Collected data -
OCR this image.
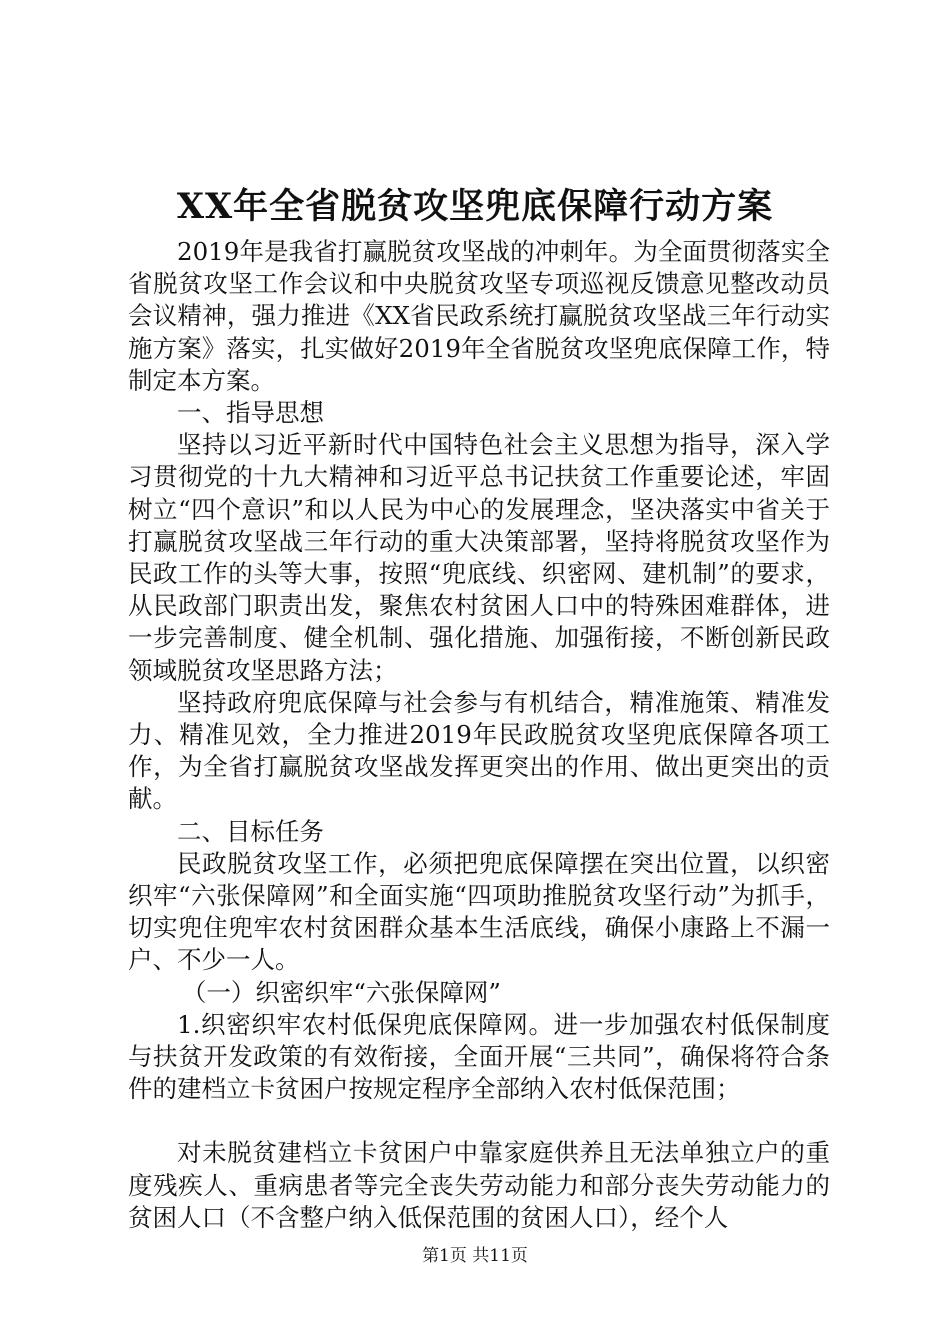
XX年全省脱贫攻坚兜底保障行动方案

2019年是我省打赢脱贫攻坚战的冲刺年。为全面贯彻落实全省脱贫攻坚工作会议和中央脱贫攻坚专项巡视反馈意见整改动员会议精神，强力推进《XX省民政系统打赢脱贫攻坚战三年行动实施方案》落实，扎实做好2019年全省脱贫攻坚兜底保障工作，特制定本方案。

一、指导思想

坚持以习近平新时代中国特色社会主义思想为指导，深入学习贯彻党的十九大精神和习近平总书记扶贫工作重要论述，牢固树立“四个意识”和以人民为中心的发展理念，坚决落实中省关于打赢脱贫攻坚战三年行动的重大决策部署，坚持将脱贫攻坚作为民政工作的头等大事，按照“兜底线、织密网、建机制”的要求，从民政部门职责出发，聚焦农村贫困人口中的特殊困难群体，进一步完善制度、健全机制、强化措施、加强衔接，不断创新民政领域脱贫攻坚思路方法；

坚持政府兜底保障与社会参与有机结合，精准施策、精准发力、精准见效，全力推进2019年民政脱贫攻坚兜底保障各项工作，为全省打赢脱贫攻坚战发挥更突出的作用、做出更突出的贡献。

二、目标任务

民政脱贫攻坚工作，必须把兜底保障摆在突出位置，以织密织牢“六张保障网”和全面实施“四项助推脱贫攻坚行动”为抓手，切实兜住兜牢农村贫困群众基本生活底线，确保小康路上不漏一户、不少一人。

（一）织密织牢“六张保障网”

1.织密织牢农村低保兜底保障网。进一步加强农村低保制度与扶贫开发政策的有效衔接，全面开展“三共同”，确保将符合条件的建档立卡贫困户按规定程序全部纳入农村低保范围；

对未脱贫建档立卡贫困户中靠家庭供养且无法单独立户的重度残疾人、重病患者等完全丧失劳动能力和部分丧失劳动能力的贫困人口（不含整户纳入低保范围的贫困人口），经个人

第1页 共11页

Exercise task - Restate the whole listing above exactly, except for its images.

Answer below -
OCR this image.
XX年全省脱贫攻坚兜底保障行动方案

2019年是我省打赢脱贫攻坚战的冲刺年。为全面贯彻落实全省脱贫攻坚工作会议和中央脱贫攻坚专项巡视反馈意见整改动员会议精神，强力推进《XX省民政系统打赢脱贫攻坚战三年行动实施方案》落实，扎实做好2019年全省脱贫攻坚兜底保障工作，特制定本方案。

一、指导思想

坚持以习近平新时代中国特色社会主义思想为指导，深入学习贯彻党的十九大精神和习近平总书记扶贫工作重要论述，牢固树立“四个意识”和以人民为中心的发展理念，坚决落实中省关于打赢脱贫攻坚战三年行动的重大决策部署，坚持将脱贫攻坚作为民政工作的头等大事，按照“兜底线、织密网、建机制”的要求，从民政部门职责出发，聚焦农村贫困人口中的特殊困难群体，进一步完善制度、健全机制、强化措施、加强衔接，不断创新民政领域脱贫攻坚思路方法；

坚持政府兜底保障与社会参与有机结合，精准施策、精准发力、精准见效，全力推进2019年民政脱贫攻坚兜底保障各项工作，为全省打赢脱贫攻坚战发挥更突出的作用、做出更突出的贡献。

二、目标任务

民政脱贫攻坚工作，必须把兜底保障摆在突出位置，以织密织牢“六张保障网”和全面实施“四项助推脱贫攻坚行动”为抓手，切实兜住兜牢农村贫困群众基本生活底线，确保小康路上不漏一户、不少一人。

（一）织密织牢“六张保障网”

1.织密织牢农村低保兜底保障网。进一步加强农村低保制度与扶贫开发政策的有效衔接，全面开展“三共同”，确保将符合条件的建档立卡贫困户按规定程序全部纳入农村低保范围；

对未脱贫建档立卡贫困户中靠家庭供养且无法单独立户的重度残疾人、重病患者等完全丧失劳动能力和部分丧失劳动能力的贫困人口（不含整户纳入低保范围的贫困人口），经个人

第1页 共11页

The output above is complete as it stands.